WORK INSTRUCTIONS — Write out the data again exactly, skipping every picture.

RECORDED DATA —
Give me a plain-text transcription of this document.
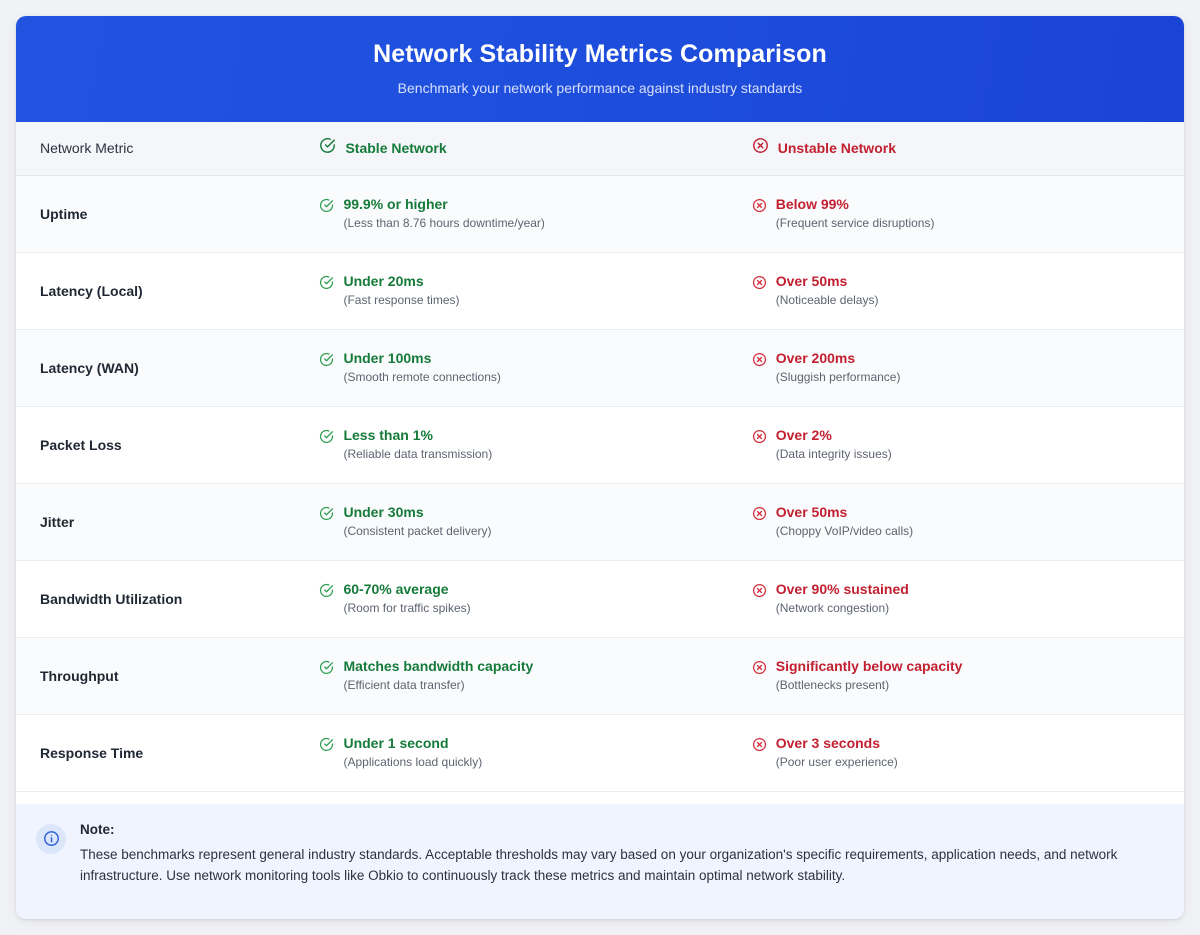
Network Stability Metrics Comparison
Benchmark your network performance against industry standards
Network Metric	Stable Network	Unstable Network
Uptime
99.9% or higher
(Less than 8.76 hours downtime/year)
Below 99%
(Frequent service disruptions)
Latency (Local)
Under 20ms
(Fast response times)
Over 50ms
(Noticeable delays)
Latency (WAN)
Under 100ms
(Smooth remote connections)
Over 200ms
(Sluggish performance)
Packet Loss
Less than 1%
(Reliable data transmission)
Over 2%
(Data integrity issues)
Jitter
Under 30ms
(Consistent packet delivery)
Over 50ms
(Choppy VoIP/video calls)
Bandwidth Utilization
60-70% average
(Room for traffic spikes)
Over 90% sustained
(Network congestion)
Throughput
Matches bandwidth capacity
(Efficient data transfer)
Significantly below capacity
(Bottlenecks present)
Response Time
Under 1 second
(Applications load quickly)
Over 3 seconds
(Poor user experience)
Note:
These benchmarks represent general industry standards. Acceptable thresholds may vary based on your organization's specific requirements, application needs, and network infrastructure. Use network monitoring tools like Obkio to continuously track these metrics and maintain optimal network stability.
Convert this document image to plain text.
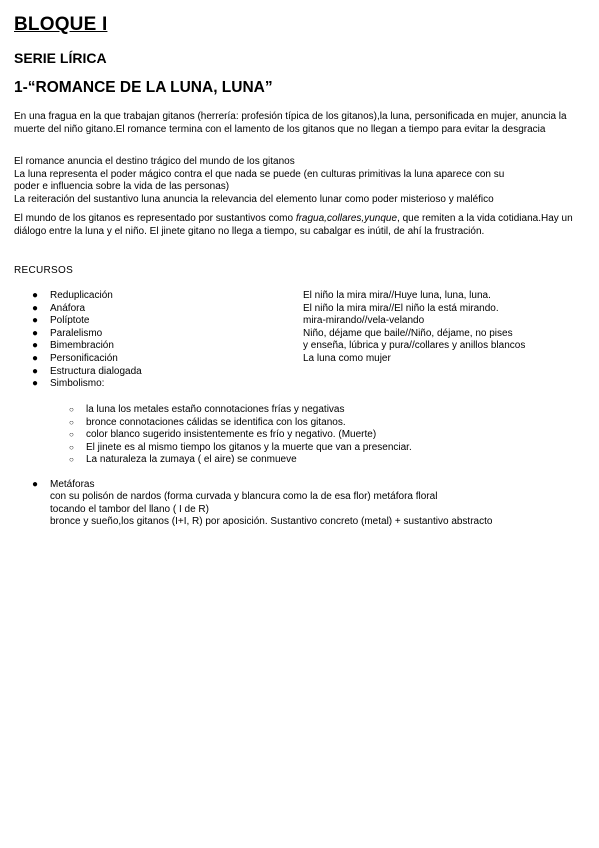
BLOQUE I
SERIE LÍRICA
1-“ROMANCE DE LA LUNA, LUNA”
En una fragua en la que trabajan gitanos (herrería: profesión típica de los gitanos),la luna, personificada en mujer, anuncia la muerte del niño gitano.El romance termina con el lamento de los gitanos que no llegan a tiempo para evitar la desgracia
El romance anuncia el destino trágico del mundo de los gitanos
La luna representa el poder mágico contra el que nada se puede (en culturas primitivas la luna aparece con su
poder e influencia sobre la vida de las personas)
La reiteración del sustantivo luna anuncia la relevancia del elemento lunar como poder misterioso y maléfico
El mundo de los gitanos es representado por sustantivos como fragua,collares,yunque, que remiten a la vida cotidiana.Hay un diálogo entre la luna y el niño. El jinete gitano no llega a tiempo, su cabalgar es inútil, de ahí la frustración.
RECURSOS
● Reduplicación	El niño la mira mira//Huye luna, luna, luna.
● Anáfora	El niño la mira mira//El niño la está mirando.
● Políptote	mira-mirando//vela-velando
● Paralelismo	Niño, déjame que baile//Niño, déjame, no pises
● Bimembración	y enseña, lúbrica y pura//collares y anillos blancos
● Personificación	La luna como mujer
● Estructura dialogada
● Simbolismo:
○ la luna los metales estaño connotaciones frías y negativas
○ bronce connotaciones cálidas se identifica con los gitanos.
○ color blanco sugerido insistentemente es frío y negativo. (Muerte)
○ El jinete es al mismo tiempo los gitanos y la muerte que van a presenciar.
○ La naturaleza la zumaya ( el aire) se conmueve
● Metáforas
con su polisón de nardos (forma curvada y blancura como la de esa flor) metáfora floral
tocando el tambor del llano ( I de R)
bronce y sueño,los gitanos (I+I, R) por aposición. Sustantivo concreto (metal) + sustantivo abstracto
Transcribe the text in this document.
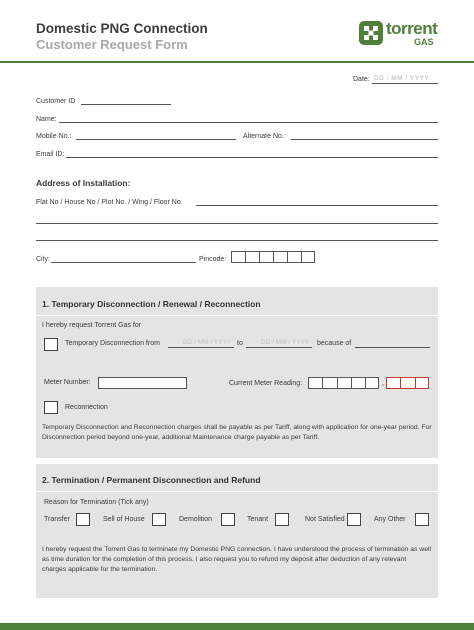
Domestic PNG Connection
Customer Request Form
torrent
GAS
Date: DD / MM / YYYY
Customer ID
Name:
Mobile No.:	Alternate No.:
Email ID:
Address of Installation:
Flat No / House No / Plot No. / Wing / Floor No.
City:	Pincode:
1. Temporary Disconnection / Renewal / Reconnection
I hereby request Torrent Gas for
Temporary Disconnection from	DD / MM / YYYY to	DD / MM / YYYY because of
Meter Number:	Current Meter Reading:	,
Reconnection
Temporary Disconnection and Reconnection charges shall be payable as per Tariff, along with application for one-year period. For Disconnection period beyond one-year, additional Maintenance charge payable as per Tariff.
2. Termination / Permanent Disconnection and Refund
Reason for Termination (Tick any)
Transfer	Sell of House	Demolition	Tenant	Not Satisfied	Any Other
I hereby request the Torrent Gas to terminate my Domestic PNG connection. I have understood the process of termination as well as time duration for the completion of this process. I also request you to refund my deposit after deduction of any relevant charges applicable for the termination.
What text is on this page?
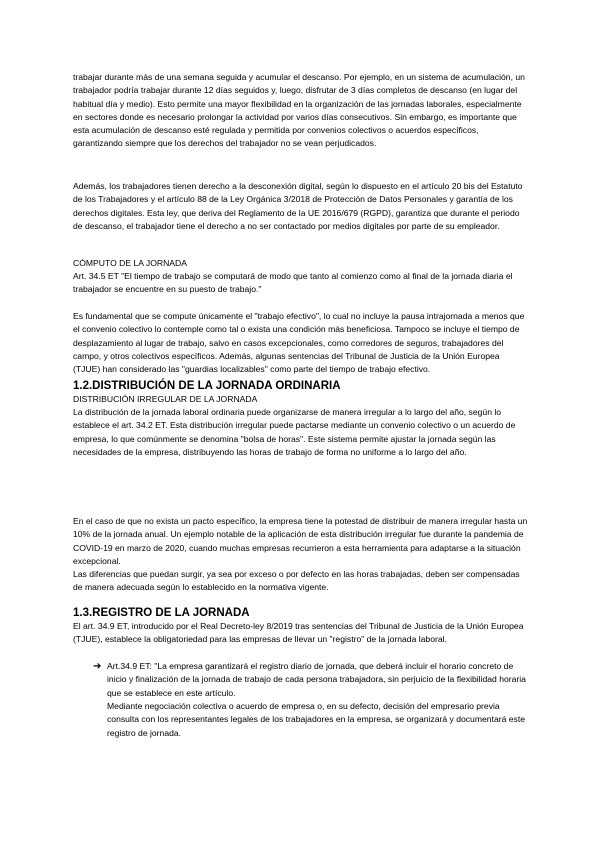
trabajar durante más de una semana seguida y acumular el descanso. Por ejemplo, en un sistema de acumulación, un trabajador podría trabajar durante 12 días seguidos y, luego, disfrutar de 3 días completos de descanso (en lugar del habitual día y medio). Esto permite una mayor flexibilidad en la organización de las jornadas laborales, especialmente en sectores donde es necesario prolongar la actividad por varios días consecutivos. Sin embargo, es importante que esta acumulación de descanso esté regulada y permitida por convenios colectivos o acuerdos específicos, garantizando siempre que los derechos del trabajador no se vean perjudicados.

Además, los trabajadores tienen derecho a la desconexión digital, según lo dispuesto en el artículo 20 bis del Estatuto de los Trabajadores y el artículo 88 de la Ley Orgánica 3/2018 de Protección de Datos Personales y garantía de los derechos digitales. Esta ley, que deriva del Reglamento de la UE 2016/679 (RGPD), garantiza que durante el periodo de descanso, el trabajador tiene el derecho a no ser contactado por medios digitales por parte de su empleador.

CÓMPUTO DE LA JORNADA

Art. 34.5 ET "El tiempo de trabajo se computará de modo que tanto al comienzo como al final de la jornada diaria el trabajador se encuentre en su puesto de trabajo."

Es fundamental que se compute únicamente el "trabajo efectivo", lo cual no incluye la pausa intrajornada a menos que el convenio colectivo lo contemple como tal o exista una condición más beneficiosa. Tampoco se incluye el tiempo de desplazamiento al lugar de trabajo, salvo en casos excepcionales, como corredores de seguros, trabajadores del campo, y otros colectivos específicos. Además, algunas sentencias del Tribunal de Justicia de la Unión Europea (TJUE) han considerado las "guardias localizables" como parte del tiempo de trabajo efectivo.

1.2.DISTRIBUCIÓN DE LA JORNADA ORDINARIA

DISTRIBUCIÓN IRREGULAR DE LA JORNADA

La distribución de la jornada laboral ordinaria puede organizarse de manera irregular a lo largo del año, según lo establece el art. 34.2 ET. Esta distribución irregular puede pactarse mediante un convenio colectivo o un acuerdo de empresa, lo que comúnmente se denomina "bolsa de horas". Este sistema permite ajustar la jornada según las necesidades de la empresa, distribuyendo las horas de trabajo de forma no uniforme a lo largo del año.

En el caso de que no exista un pacto específico, la empresa tiene la potestad de distribuir de manera irregular hasta un 10% de la jornada anual. Un ejemplo notable de la aplicación de esta distribución irregular fue durante la pandemia de COVID-19 en marzo de 2020, cuando muchas empresas recurrieron a esta herramienta para adaptarse a la situación excepcional.

Las diferencias que puedan surgir, ya sea por exceso o por defecto en las horas trabajadas, deben ser compensadas de manera adecuada según lo establecido en la normativa vigente.

1.3.REGISTRO DE LA JORNADA

El art. 34.9 ET, introducido por el Real Decreto-ley 8/2019 tras sentencias del Tribunal de Justicia de la Unión Europea (TJUE), establece la obligatoriedad para las empresas de llevar un "registro" de la jornada laboral.

➔ Art.34.9 ET: "La empresa garantizará el registro diario de jornada, que deberá incluir el horario concreto de inicio y finalización de la jornada de trabajo de cada persona trabajadora, sin perjuicio de la flexibilidad horaria que se establece en este artículo.

Mediante negociación colectiva o acuerdo de empresa o, en su defecto, decisión del empresario previa consulta con los representantes legales de los trabajadores en la empresa, se organizará y documentará este registro de jornada.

RESULT FOR THIS EXERCISE —
Give me a plain-text transcription of this document.
Network Stability Metrics Comparison
Benchmark your network performance against industry standards
Network Metric	Stable Network	Unstable Network
Uptime
99.9% or higher
(Less than 8.76 hours downtime/year)
Below 99%
(Frequent service disruptions)
Latency (Local)
Under 20ms
(Fast response times)
Over 50ms
(Noticeable delays)
Latency (WAN)
Under 100ms
(Smooth remote connections)
Over 200ms
(Sluggish performance)
Packet Loss
Less than 1%
(Reliable data transmission)
Over 2%
(Data integrity issues)
Jitter
Under 30ms
(Consistent packet delivery)
Over 50ms
(Choppy VoIP/video calls)
Bandwidth Utilization
60-70% average
(Room for traffic spikes)
Over 90% sustained
(Network congestion)
Throughput
Matches bandwidth capacity
(Efficient data transfer)
Significantly below capacity
(Bottlenecks present)
Response Time
Under 1 second
(Applications load quickly)
Over 3 seconds
(Poor user experience)
Note:
These benchmarks represent general industry standards. Acceptable thresholds may vary based on your organization's specific requirements, application needs, and network infrastructure. Use network monitoring tools like Obkio to continuously track these metrics and maintain optimal network stability.
Convert this document image to plain text.
BLOQUE I
SERIE LÍRICA
1-“ROMANCE DE LA LUNA, LUNA”
En una fragua en la que trabajan gitanos (herrería: profesión típica de los gitanos),la luna, personificada en mujer, anuncia la muerte del niño gitano.El romance termina con el lamento de los gitanos que no llegan a tiempo para evitar la desgracia
El romance anuncia el destino trágico del mundo de los gitanos
La luna representa el poder mágico contra el que nada se puede (en culturas primitivas la luna aparece con su
poder e influencia sobre la vida de las personas)
La reiteración del sustantivo luna anuncia la relevancia del elemento lunar como poder misterioso y maléfico
El mundo de los gitanos es representado por sustantivos como fragua,collares,yunque, que remiten a la vida cotidiana.Hay un diálogo entre la luna y el niño. El jinete gitano no llega a tiempo, su cabalgar es inútil, de ahí la frustración.
RECURSOS
● Reduplicación	El niño la mira mira//Huye luna, luna, luna.
● Anáfora	El niño la mira mira//El niño la está mirando.
● Políptote	mira-mirando//vela-velando
● Paralelismo	Niño, déjame que baile//Niño, déjame, no pises
● Bimembración	y enseña, lúbrica y pura//collares y anillos blancos
● Personificación	La luna como mujer
● Estructura dialogada
● Simbolismo:
○ la luna los metales estaño connotaciones frías y negativas
○ bronce connotaciones cálidas se identifica con los gitanos.
○ color blanco sugerido insistentemente es frío y negativo. (Muerte)
○ El jinete es al mismo tiempo los gitanos y la muerte que van a presenciar.
○ La naturaleza la zumaya ( el aire) se conmueve
● Metáforas
con su polisón de nardos (forma curvada y blancura como la de esa flor) metáfora floral
tocando el tambor del llano ( I de R)
bronce y sueño,los gitanos (I+I, R) por aposición. Sustantivo concreto (metal) + sustantivo abstracto
Transcribe the text in this document.
Domestic PNG Connection
Customer Request Form
torrent
GAS
Date: DD / MM / YYYY
Customer ID
Name:
Mobile No.:	Alternate No.:
Email ID:
Address of Installation:
Flat No / House No / Plot No. / Wing / Floor No.
City:	Pincode:
1. Temporary Disconnection / Renewal / Reconnection
I hereby request Torrent Gas for
Temporary Disconnection from	DD / MM / YYYY to	DD / MM / YYYY because of
Meter Number:	Current Meter Reading:	,
Reconnection
Temporary Disconnection and Reconnection charges shall be payable as per Tariff, along with application for one-year period. For Disconnection period beyond one-year, additional Maintenance charge payable as per Tariff.
2. Termination / Permanent Disconnection and Refund
Reason for Termination (Tick any)
Transfer	Sell of House	Demolition	Tenant	Not Satisfied	Any Other
I hereby request the Torrent Gas to terminate my Domestic PNG connection. I have understood the process of termination as well as time duration for the completion of this process. I also request you to refund my deposit after deduction of any relevant charges applicable for the termination.
What text is on this page?
trabajar durante más de una semana seguida y acumular el descanso. Por ejemplo, en un sistema de acumulación, un trabajador podría trabajar durante 12 días seguidos y, luego, disfrutar de 3 días completos de descanso (en lugar del habitual día y medio). Esto permite una mayor flexibilidad en la organización de las jornadas laborales, especialmente en sectores donde es necesario prolongar la actividad por varios días consecutivos. Sin embargo, es importante que esta acumulación de descanso esté regulada y permitida por convenios colectivos o acuerdos específicos, garantizando siempre que los derechos del trabajador no se vean perjudicados.

Además, los trabajadores tienen derecho a la desconexión digital, según lo dispuesto en el artículo 20 bis del Estatuto de los Trabajadores y el artículo 88 de la Ley Orgánica 3/2018 de Protección de Datos Personales y garantía de los derechos digitales. Esta ley, que deriva del Reglamento de la UE 2016/679 (RGPD), garantiza que durante el periodo de descanso, el trabajador tiene el derecho a no ser contactado por medios digitales por parte de su empleador.

CÓMPUTO DE LA JORNADA

Art. 34.5 ET "El tiempo de trabajo se computará de modo que tanto al comienzo como al final de la jornada diaria el trabajador se encuentre en su puesto de trabajo."

Es fundamental que se compute únicamente el "trabajo efectivo", lo cual no incluye la pausa intrajornada a menos que el convenio colectivo lo contemple como tal o exista una condición más beneficiosa. Tampoco se incluye el tiempo de desplazamiento al lugar de trabajo, salvo en casos excepcionales, como corredores de seguros, trabajadores del campo, y otros colectivos específicos. Además, algunas sentencias del Tribunal de Justicia de la Unión Europea (TJUE) han considerado las "guardias localizables" como parte del tiempo de trabajo efectivo.

1.2.DISTRIBUCIÓN DE LA JORNADA ORDINARIA

DISTRIBUCIÓN IRREGULAR DE LA JORNADA

La distribución de la jornada laboral ordinaria puede organizarse de manera irregular a lo largo del año, según lo establece el art. 34.2 ET. Esta distribución irregular puede pactarse mediante un convenio colectivo o un acuerdo de empresa, lo que comúnmente se denomina "bolsa de horas". Este sistema permite ajustar la jornada según las necesidades de la empresa, distribuyendo las horas de trabajo de forma no uniforme a lo largo del año.

En el caso de que no exista un pacto específico, la empresa tiene la potestad de distribuir de manera irregular hasta un 10% de la jornada anual. Un ejemplo notable de la aplicación de esta distribución irregular fue durante la pandemia de COVID-19 en marzo de 2020, cuando muchas empresas recurrieron a esta herramienta para adaptarse a la situación excepcional.

Las diferencias que puedan surgir, ya sea por exceso o por defecto en las horas trabajadas, deben ser compensadas de manera adecuada según lo establecido en la normativa vigente.

1.3.REGISTRO DE LA JORNADA

El art. 34.9 ET, introducido por el Real Decreto-ley 8/2019 tras sentencias del Tribunal de Justicia de la Unión Europea (TJUE), establece la obligatoriedad para las empresas de llevar un "registro" de la jornada laboral.

➔ Art.34.9 ET: "La empresa garantizará el registro diario de jornada, que deberá incluir el horario concreto de inicio y finalización de la jornada de trabajo de cada persona trabajadora, sin perjuicio de la flexibilidad horaria que se establece en este artículo.

Mediante negociación colectiva o acuerdo de empresa o, en su defecto, decisión del empresario previa consulta con los representantes legales de los trabajadores en la empresa, se organizará y documentará este registro de jornada.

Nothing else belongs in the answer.